Stored dataset items
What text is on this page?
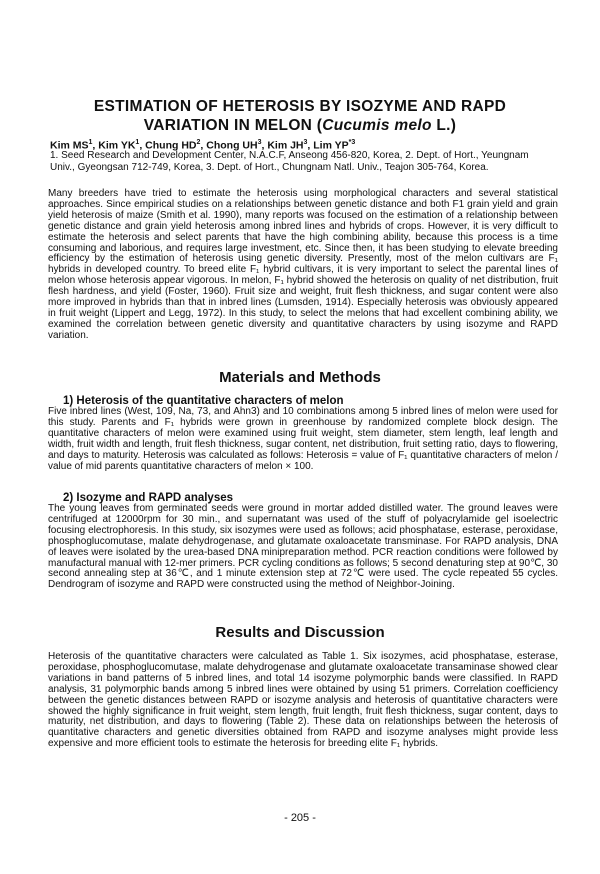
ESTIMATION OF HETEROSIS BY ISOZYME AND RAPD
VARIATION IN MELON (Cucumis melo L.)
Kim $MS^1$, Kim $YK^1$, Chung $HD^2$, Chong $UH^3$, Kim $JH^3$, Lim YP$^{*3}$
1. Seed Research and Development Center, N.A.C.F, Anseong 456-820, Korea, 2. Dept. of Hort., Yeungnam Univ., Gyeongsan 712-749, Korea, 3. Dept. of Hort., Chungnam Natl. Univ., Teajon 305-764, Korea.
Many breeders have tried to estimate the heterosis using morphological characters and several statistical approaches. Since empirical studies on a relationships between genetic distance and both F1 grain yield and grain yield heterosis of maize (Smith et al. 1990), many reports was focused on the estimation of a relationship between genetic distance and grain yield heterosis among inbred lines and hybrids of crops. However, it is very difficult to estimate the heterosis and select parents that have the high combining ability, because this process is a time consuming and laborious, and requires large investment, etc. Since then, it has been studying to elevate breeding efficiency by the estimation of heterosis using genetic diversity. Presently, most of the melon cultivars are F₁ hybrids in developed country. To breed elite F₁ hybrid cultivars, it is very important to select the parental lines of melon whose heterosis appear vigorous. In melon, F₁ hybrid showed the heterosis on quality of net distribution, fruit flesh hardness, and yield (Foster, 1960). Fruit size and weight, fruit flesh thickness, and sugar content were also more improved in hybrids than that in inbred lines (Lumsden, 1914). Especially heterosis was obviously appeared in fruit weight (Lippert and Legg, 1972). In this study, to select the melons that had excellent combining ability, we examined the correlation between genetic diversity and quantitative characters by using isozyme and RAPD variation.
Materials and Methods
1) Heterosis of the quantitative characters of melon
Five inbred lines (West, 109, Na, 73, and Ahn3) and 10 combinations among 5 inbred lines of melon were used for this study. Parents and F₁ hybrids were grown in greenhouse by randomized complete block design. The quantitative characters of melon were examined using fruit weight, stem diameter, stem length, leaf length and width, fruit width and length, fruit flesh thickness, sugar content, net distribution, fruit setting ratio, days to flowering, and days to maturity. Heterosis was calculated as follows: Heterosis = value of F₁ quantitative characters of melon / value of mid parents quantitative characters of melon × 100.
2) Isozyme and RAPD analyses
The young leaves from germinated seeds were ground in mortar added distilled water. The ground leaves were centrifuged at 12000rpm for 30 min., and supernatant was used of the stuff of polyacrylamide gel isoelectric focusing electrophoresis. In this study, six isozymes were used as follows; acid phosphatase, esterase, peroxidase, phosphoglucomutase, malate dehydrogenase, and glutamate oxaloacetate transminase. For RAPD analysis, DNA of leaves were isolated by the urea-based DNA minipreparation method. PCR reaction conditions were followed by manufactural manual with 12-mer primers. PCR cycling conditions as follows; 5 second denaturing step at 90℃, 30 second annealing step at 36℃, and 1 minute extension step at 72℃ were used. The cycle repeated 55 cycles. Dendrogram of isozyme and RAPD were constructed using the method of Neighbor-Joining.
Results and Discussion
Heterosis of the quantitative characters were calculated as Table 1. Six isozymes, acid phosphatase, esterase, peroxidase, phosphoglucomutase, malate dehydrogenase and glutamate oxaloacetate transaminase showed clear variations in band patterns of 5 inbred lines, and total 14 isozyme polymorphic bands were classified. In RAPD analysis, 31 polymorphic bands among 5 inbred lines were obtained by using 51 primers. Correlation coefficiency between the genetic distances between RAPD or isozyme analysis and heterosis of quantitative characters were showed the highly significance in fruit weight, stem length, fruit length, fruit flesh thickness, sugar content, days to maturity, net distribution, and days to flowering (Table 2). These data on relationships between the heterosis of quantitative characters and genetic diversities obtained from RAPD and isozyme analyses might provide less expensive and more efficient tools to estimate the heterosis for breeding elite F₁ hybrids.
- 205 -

* * *

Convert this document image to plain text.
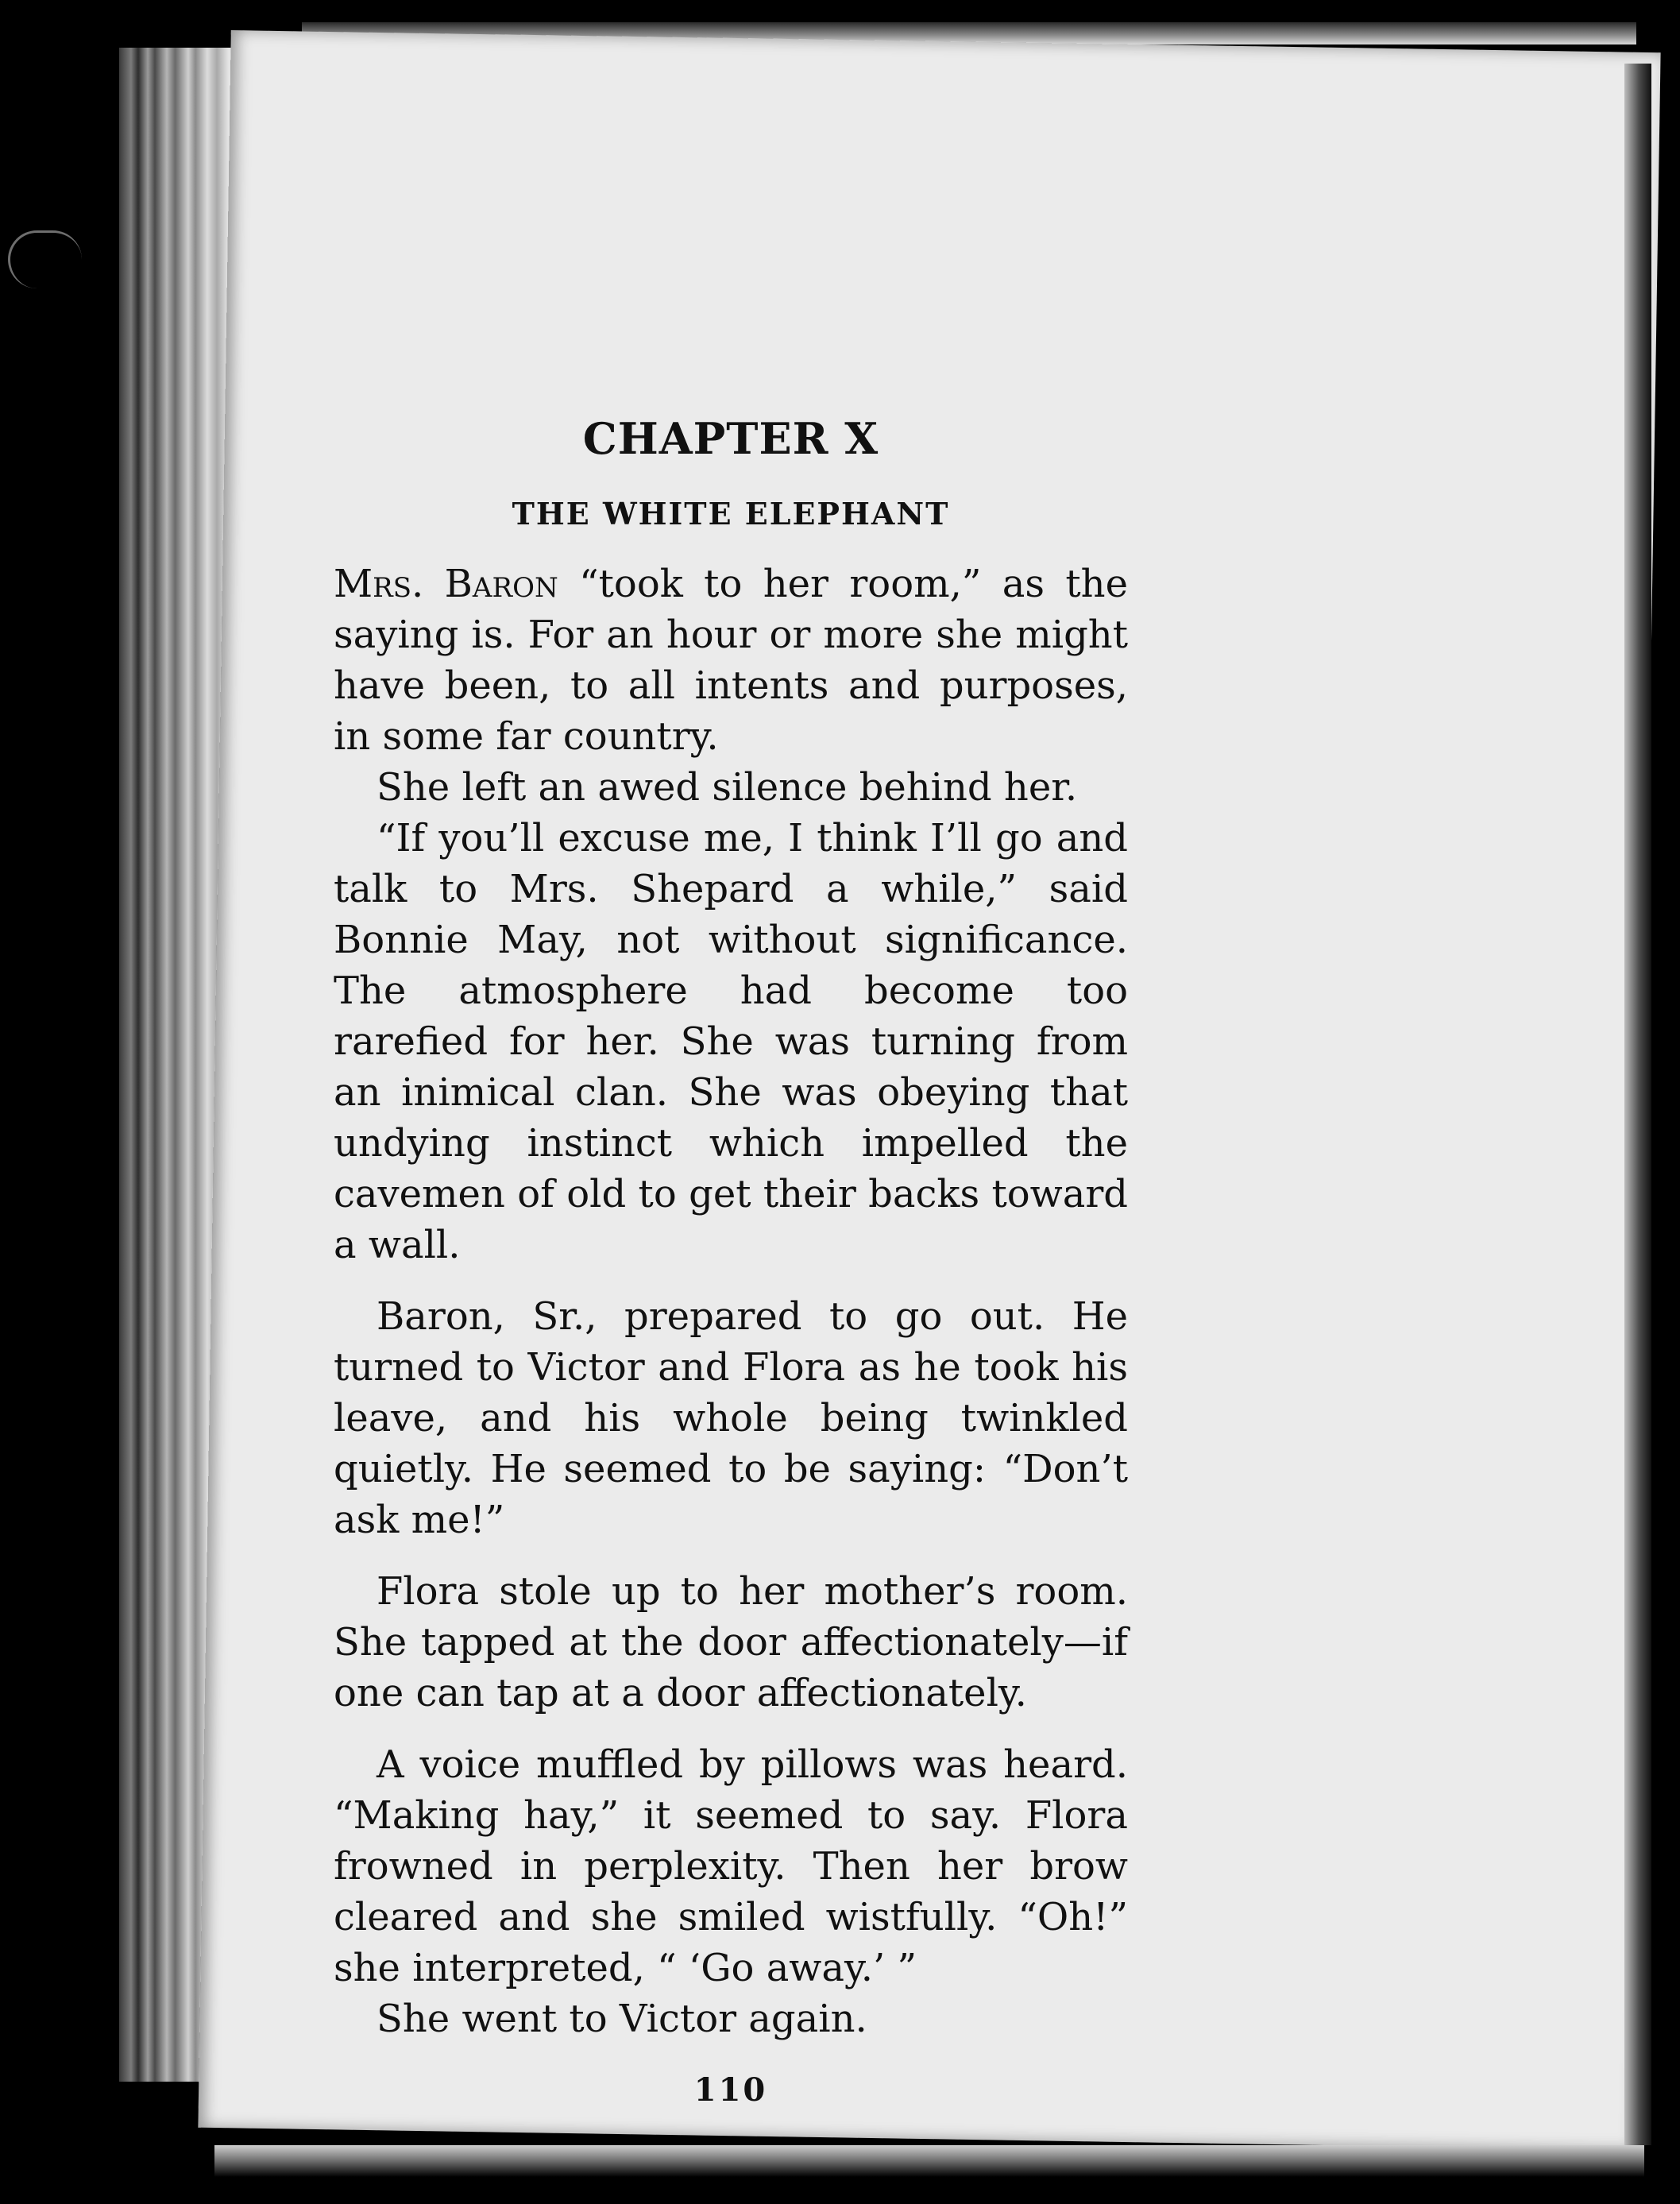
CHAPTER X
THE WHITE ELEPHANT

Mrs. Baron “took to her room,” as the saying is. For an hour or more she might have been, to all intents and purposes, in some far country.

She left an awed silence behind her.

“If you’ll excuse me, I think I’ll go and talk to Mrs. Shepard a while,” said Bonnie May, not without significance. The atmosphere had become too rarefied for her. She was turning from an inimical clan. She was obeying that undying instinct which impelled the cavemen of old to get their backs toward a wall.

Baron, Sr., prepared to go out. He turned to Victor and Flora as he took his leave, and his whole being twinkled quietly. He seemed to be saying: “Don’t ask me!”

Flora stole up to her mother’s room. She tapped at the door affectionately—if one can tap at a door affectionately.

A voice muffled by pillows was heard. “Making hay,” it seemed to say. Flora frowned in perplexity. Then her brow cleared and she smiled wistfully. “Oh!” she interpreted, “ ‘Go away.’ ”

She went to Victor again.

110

• [WORK INSTRUCTIONS]: The string "acid" may appear in lines of the listing above; tally those lines and give the number only.

• [REPLY]: 2